PROBLEM STATEMENT
Make an exact copy of the lines, leaving the pictures out.

═════ INPUT MATERIAL ═════

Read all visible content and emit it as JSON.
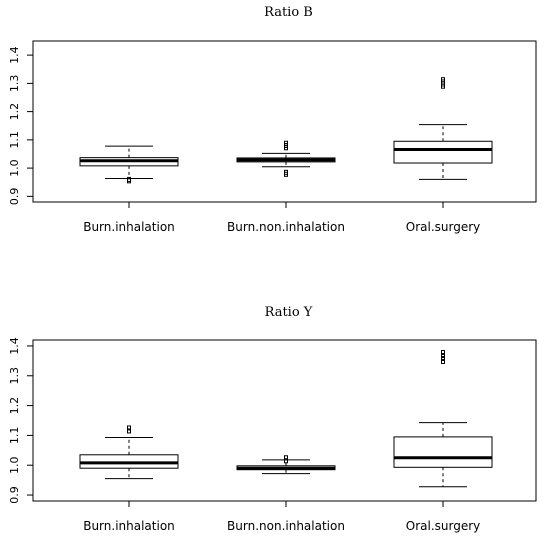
{
  "chart_data": [
    {
      "type": "box",
      "title": "Ratio B",
      "xlabel": "",
      "ylabel": "",
      "categories": [
        "Burn.inhalation",
        "Burn.non.inhalation",
        "Oral.surgery"
      ],
      "ylim": [
        0.88,
        1.45
      ],
      "yticks": [
        0.9,
        1.0,
        1.1,
        1.2,
        1.3,
        1.4
      ],
      "ytick_labels": [
        "0.9",
        "1.0",
        "1.1",
        "1.2",
        "1.3",
        "1.4"
      ],
      "grid": false,
      "boxes": [
        {
          "category": "Burn.inhalation",
          "whisker_low": 0.963,
          "q1": 1.008,
          "median": 1.026,
          "q3": 1.037,
          "whisker_high": 1.078,
          "outliers": [
            0.955,
            0.96
          ]
        },
        {
          "category": "Burn.non.inhalation",
          "whisker_low": 1.005,
          "q1": 1.022,
          "median": 1.029,
          "q3": 1.036,
          "whisker_high": 1.052,
          "outliers": [
            0.978,
            0.985,
            1.072,
            1.08,
            1.088
          ]
        },
        {
          "category": "Oral.surgery",
          "whisker_low": 0.96,
          "q1": 1.018,
          "median": 1.066,
          "q3": 1.095,
          "whisker_high": 1.154,
          "outliers": [
            1.29,
            1.298,
            1.305,
            1.313
          ]
        }
      ]
    },
    {
      "type": "box",
      "title": "Ratio Y",
      "xlabel": "",
      "ylabel": "",
      "categories": [
        "Burn.inhalation",
        "Burn.non.inhalation",
        "Oral.surgery"
      ],
      "ylim": [
        0.88,
        1.42
      ],
      "yticks": [
        0.9,
        1.0,
        1.1,
        1.2,
        1.3,
        1.4
      ],
      "ytick_labels": [
        "0.9",
        "1.0",
        "1.1",
        "1.2",
        "1.3",
        "1.4"
      ],
      "grid": false,
      "boxes": [
        {
          "category": "Burn.inhalation",
          "whisker_low": 0.955,
          "q1": 0.99,
          "median": 1.008,
          "q3": 1.035,
          "whisker_high": 1.093,
          "outliers": [
            1.115,
            1.125
          ]
        },
        {
          "category": "Burn.non.inhalation",
          "whisker_low": 0.972,
          "q1": 0.985,
          "median": 0.99,
          "q3": 0.998,
          "whisker_high": 1.018,
          "outliers": [
            1.015,
            1.025
          ]
        },
        {
          "category": "Oral.surgery",
          "whisker_low": 0.928,
          "q1": 0.993,
          "median": 1.025,
          "q3": 1.095,
          "whisker_high": 1.143,
          "outliers": [
            1.348,
            1.358,
            1.368,
            1.378
          ]
        }
      ]
    }
  ]
}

═════

RESULT OF THE EXERCISE
Read all visible content and emit it as JSON.
{
  "chart_data": [
    {
      "type": "box",
      "title": "Ratio B",
      "xlabel": "",
      "ylabel": "",
      "categories": [
        "Burn.inhalation",
        "Burn.non.inhalation",
        "Oral.surgery"
      ],
      "ylim": [
        0.88,
        1.45
      ],
      "yticks": [
        0.9,
        1.0,
        1.1,
        1.2,
        1.3,
        1.4
      ],
      "ytick_labels": [
        "0.9",
        "1.0",
        "1.1",
        "1.2",
        "1.3",
        "1.4"
      ],
      "grid": false,
      "boxes": [
        {
          "category": "Burn.inhalation",
          "whisker_low": 0.963,
          "q1": 1.008,
          "median": 1.026,
          "q3": 1.037,
          "whisker_high": 1.078,
          "outliers": [
            0.955,
            0.96
          ]
        },
        {
          "category": "Burn.non.inhalation",
          "whisker_low": 1.005,
          "q1": 1.022,
          "median": 1.029,
          "q3": 1.036,
          "whisker_high": 1.052,
          "outliers": [
            0.978,
            0.985,
            1.072,
            1.08,
            1.088
          ]
        },
        {
          "category": "Oral.surgery",
          "whisker_low": 0.96,
          "q1": 1.018,
          "median": 1.066,
          "q3": 1.095,
          "whisker_high": 1.154,
          "outliers": [
            1.29,
            1.298,
            1.305,
            1.313
          ]
        }
      ]
    },
    {
      "type": "box",
      "title": "Ratio Y",
      "xlabel": "",
      "ylabel": "",
      "categories": [
        "Burn.inhalation",
        "Burn.non.inhalation",
        "Oral.surgery"
      ],
      "ylim": [
        0.88,
        1.42
      ],
      "yticks": [
        0.9,
        1.0,
        1.1,
        1.2,
        1.3,
        1.4
      ],
      "ytick_labels": [
        "0.9",
        "1.0",
        "1.1",
        "1.2",
        "1.3",
        "1.4"
      ],
      "grid": false,
      "boxes": [
        {
          "category": "Burn.inhalation",
          "whisker_low": 0.955,
          "q1": 0.99,
          "median": 1.008,
          "q3": 1.035,
          "whisker_high": 1.093,
          "outliers": [
            1.115,
            1.125
          ]
        },
        {
          "category": "Burn.non.inhalation",
          "whisker_low": 0.972,
          "q1": 0.985,
          "median": 0.99,
          "q3": 0.998,
          "whisker_high": 1.018,
          "outliers": [
            1.015,
            1.025
          ]
        },
        {
          "category": "Oral.surgery",
          "whisker_low": 0.928,
          "q1": 0.993,
          "median": 1.025,
          "q3": 1.095,
          "whisker_high": 1.143,
          "outliers": [
            1.348,
            1.358,
            1.368,
            1.378
          ]
        }
      ]
    }
  ]
}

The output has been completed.